-- Exercise goal --
Return the listing below unchanged, minus its pictures.

-- Given information --
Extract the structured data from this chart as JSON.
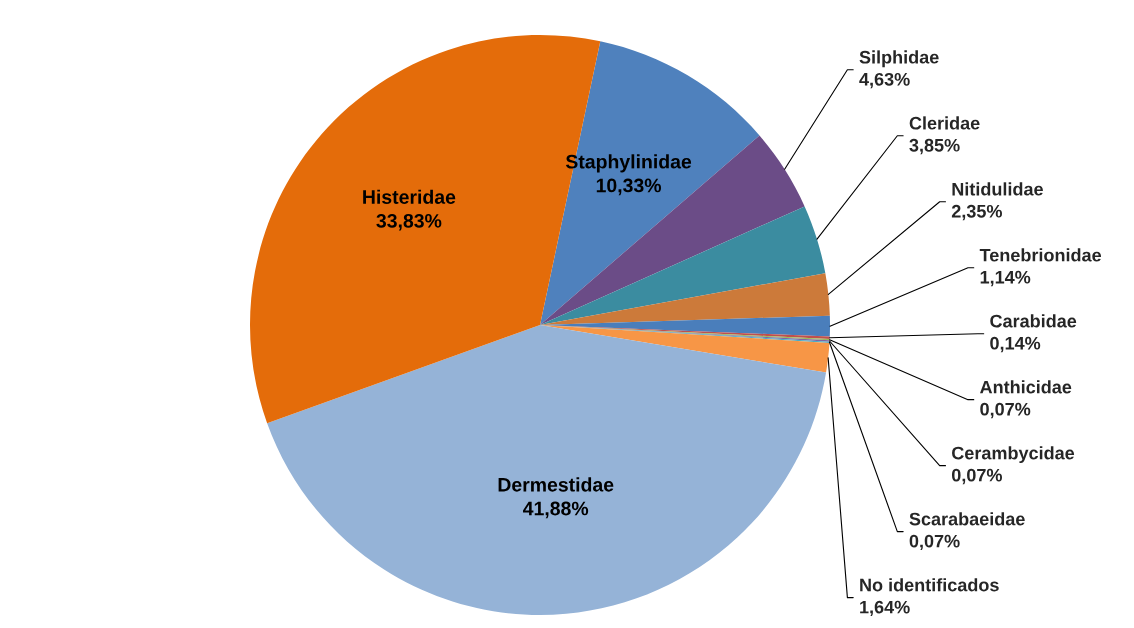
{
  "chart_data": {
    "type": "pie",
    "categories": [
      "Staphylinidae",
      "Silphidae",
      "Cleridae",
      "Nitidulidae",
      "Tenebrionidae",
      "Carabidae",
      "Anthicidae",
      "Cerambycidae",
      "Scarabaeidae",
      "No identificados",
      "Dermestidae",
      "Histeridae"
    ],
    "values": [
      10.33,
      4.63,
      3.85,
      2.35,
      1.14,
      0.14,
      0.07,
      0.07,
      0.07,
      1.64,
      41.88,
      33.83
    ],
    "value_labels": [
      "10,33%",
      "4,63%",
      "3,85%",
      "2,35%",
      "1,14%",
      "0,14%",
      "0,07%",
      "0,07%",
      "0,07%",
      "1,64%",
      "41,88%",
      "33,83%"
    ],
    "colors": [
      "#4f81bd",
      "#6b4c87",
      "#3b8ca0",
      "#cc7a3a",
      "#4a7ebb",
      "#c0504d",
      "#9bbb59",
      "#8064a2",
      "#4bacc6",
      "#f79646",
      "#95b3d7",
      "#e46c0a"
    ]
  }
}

-- Written response --
Extract the structured data from this chart as JSON.
{
  "chart_data": {
    "type": "pie",
    "categories": [
      "Staphylinidae",
      "Silphidae",
      "Cleridae",
      "Nitidulidae",
      "Tenebrionidae",
      "Carabidae",
      "Anthicidae",
      "Cerambycidae",
      "Scarabaeidae",
      "No identificados",
      "Dermestidae",
      "Histeridae"
    ],
    "values": [
      10.33,
      4.63,
      3.85,
      2.35,
      1.14,
      0.14,
      0.07,
      0.07,
      0.07,
      1.64,
      41.88,
      33.83
    ],
    "value_labels": [
      "10,33%",
      "4,63%",
      "3,85%",
      "2,35%",
      "1,14%",
      "0,14%",
      "0,07%",
      "0,07%",
      "0,07%",
      "1,64%",
      "41,88%",
      "33,83%"
    ],
    "colors": [
      "#4f81bd",
      "#6b4c87",
      "#3b8ca0",
      "#cc7a3a",
      "#4a7ebb",
      "#c0504d",
      "#9bbb59",
      "#8064a2",
      "#4bacc6",
      "#f79646",
      "#95b3d7",
      "#e46c0a"
    ]
  }
}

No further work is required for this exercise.